=== Dataset records ===

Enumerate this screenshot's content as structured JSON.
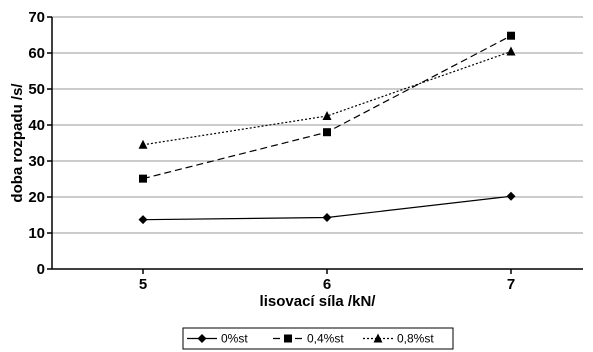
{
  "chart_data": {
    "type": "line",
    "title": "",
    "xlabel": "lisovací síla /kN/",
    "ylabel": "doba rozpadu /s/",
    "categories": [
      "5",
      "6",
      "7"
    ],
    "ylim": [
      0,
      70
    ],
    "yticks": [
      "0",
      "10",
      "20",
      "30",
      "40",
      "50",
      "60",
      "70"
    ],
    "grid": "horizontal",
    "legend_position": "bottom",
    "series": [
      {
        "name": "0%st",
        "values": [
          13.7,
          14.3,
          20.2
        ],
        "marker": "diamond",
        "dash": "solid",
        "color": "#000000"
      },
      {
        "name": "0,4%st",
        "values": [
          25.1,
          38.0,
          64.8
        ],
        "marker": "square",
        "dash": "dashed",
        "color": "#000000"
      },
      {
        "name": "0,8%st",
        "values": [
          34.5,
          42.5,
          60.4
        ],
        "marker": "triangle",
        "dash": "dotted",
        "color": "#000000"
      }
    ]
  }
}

===
=== Dataset records ===

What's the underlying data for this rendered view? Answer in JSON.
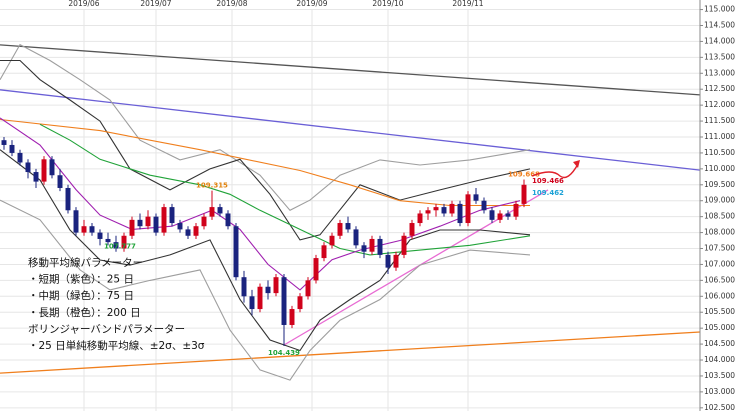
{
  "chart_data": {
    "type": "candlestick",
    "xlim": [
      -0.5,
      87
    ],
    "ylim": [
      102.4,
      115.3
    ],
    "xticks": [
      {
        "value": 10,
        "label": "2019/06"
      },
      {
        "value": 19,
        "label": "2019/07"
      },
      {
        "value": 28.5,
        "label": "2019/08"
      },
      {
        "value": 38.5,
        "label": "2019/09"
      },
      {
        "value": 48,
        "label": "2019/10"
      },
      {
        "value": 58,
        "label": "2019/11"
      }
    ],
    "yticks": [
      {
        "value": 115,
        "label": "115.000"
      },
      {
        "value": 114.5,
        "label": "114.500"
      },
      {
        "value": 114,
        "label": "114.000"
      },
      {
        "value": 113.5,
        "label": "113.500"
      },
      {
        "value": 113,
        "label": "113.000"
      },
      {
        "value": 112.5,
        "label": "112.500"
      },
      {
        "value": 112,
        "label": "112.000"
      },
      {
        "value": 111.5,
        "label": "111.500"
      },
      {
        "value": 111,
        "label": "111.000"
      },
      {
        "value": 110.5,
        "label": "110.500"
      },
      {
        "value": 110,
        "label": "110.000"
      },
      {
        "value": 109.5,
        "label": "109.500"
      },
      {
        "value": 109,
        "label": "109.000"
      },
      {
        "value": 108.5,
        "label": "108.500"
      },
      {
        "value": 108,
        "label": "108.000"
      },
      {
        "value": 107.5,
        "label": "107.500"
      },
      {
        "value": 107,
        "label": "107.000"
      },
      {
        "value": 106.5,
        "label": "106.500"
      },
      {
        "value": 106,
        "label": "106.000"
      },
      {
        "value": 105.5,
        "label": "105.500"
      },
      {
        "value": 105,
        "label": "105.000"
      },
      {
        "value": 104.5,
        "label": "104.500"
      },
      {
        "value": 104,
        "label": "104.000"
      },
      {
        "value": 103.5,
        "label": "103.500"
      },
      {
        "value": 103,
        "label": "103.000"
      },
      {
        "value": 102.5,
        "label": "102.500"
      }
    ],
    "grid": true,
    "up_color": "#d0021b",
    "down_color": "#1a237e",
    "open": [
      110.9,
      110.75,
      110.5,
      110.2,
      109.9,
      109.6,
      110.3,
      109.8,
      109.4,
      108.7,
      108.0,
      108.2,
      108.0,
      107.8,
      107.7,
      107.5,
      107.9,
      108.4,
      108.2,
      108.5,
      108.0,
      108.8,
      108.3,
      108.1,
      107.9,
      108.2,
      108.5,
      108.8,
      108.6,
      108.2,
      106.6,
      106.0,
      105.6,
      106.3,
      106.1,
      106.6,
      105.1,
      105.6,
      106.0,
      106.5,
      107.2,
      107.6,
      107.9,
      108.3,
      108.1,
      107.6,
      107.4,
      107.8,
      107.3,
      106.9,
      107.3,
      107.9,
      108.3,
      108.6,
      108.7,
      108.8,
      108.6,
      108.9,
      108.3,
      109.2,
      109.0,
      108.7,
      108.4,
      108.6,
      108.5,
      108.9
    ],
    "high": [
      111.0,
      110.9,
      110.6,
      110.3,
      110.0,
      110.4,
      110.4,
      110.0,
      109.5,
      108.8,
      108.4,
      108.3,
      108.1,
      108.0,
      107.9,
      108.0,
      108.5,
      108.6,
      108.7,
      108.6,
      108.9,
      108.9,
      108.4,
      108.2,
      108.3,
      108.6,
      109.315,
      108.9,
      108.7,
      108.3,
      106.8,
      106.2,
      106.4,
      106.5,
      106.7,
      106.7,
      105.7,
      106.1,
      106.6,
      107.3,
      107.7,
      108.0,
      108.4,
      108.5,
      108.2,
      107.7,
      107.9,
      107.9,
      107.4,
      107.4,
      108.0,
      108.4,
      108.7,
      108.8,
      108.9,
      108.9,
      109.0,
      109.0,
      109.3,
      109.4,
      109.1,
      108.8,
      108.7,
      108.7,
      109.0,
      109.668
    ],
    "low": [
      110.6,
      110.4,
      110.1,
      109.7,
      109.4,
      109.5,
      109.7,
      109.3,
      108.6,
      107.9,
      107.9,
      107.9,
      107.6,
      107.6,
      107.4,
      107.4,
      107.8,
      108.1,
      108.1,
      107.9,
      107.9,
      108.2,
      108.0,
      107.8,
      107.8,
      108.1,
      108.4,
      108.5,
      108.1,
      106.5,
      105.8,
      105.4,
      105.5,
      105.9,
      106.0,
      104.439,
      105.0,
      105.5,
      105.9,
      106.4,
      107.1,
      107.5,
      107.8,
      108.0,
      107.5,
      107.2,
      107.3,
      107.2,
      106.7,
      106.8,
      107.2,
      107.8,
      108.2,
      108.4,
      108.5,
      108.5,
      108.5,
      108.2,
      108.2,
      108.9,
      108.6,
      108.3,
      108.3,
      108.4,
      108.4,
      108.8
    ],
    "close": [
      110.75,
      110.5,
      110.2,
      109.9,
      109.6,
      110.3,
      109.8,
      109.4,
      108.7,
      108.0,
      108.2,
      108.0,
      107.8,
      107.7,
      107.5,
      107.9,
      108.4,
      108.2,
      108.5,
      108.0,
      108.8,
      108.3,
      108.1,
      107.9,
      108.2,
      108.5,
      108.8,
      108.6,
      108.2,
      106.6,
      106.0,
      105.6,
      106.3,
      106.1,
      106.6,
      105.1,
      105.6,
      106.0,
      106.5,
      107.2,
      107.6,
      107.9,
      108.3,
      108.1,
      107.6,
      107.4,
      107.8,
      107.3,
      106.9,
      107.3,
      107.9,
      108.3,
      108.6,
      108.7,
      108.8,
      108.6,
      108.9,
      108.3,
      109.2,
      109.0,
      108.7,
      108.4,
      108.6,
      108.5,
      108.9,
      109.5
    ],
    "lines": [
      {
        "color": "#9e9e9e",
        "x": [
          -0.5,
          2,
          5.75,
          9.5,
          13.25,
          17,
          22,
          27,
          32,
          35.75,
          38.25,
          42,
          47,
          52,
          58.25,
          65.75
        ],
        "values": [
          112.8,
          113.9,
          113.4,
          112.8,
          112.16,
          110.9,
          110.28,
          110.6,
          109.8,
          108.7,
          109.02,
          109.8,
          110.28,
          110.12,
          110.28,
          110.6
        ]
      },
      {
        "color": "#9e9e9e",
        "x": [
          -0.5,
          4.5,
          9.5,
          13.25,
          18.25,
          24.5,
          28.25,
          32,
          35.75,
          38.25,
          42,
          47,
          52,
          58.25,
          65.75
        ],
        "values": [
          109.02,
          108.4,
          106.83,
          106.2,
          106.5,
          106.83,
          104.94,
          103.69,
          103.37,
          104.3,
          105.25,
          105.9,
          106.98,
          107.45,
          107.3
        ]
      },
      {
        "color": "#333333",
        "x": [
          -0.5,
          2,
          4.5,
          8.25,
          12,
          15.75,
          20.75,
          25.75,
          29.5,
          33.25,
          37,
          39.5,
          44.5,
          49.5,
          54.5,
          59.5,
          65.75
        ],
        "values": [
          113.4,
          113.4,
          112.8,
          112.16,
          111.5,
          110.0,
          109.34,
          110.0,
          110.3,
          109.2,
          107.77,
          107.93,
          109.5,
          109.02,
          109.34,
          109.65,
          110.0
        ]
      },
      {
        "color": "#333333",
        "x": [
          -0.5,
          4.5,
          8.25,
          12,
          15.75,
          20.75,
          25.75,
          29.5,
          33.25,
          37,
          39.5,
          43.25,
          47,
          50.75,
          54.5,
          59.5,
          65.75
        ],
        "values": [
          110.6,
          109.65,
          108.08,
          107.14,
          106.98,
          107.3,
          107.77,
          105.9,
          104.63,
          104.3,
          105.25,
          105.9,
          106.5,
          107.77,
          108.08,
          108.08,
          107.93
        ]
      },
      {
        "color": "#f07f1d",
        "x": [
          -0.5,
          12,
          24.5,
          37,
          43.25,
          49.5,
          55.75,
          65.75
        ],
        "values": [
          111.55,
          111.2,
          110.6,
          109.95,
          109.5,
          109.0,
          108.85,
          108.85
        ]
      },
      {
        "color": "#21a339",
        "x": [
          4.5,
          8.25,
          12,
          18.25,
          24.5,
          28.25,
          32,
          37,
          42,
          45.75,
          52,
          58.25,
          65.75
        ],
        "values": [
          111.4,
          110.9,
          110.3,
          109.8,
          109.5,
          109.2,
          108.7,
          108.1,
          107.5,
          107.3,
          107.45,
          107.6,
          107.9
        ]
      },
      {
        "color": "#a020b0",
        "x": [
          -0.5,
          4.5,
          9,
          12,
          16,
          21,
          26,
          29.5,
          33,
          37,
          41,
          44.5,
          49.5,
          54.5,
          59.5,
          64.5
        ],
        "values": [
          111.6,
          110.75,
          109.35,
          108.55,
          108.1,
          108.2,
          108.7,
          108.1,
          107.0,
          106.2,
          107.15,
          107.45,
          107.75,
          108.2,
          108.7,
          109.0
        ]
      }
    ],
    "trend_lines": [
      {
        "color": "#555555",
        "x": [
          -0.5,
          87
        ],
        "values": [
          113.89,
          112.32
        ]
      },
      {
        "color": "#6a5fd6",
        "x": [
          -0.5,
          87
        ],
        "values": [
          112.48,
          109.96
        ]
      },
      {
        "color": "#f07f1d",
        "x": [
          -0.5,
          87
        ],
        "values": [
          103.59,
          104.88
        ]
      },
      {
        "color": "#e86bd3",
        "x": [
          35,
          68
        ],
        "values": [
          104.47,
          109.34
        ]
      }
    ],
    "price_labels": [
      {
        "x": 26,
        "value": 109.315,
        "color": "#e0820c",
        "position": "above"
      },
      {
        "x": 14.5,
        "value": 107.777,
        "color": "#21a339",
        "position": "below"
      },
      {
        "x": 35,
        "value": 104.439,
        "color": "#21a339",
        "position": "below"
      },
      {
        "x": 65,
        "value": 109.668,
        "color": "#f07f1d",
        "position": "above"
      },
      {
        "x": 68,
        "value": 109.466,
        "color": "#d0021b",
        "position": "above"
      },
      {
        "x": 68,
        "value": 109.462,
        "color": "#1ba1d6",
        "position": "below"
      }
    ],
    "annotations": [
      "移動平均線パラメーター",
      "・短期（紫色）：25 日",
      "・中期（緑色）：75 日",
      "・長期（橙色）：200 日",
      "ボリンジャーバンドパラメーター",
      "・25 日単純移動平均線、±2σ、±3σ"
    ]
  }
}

===

Show the lines from the data above that contain the string "this".

Enumerate this screenshot's content as structured JSON.
What's the underlying data for this rendered view? Answer in JSON.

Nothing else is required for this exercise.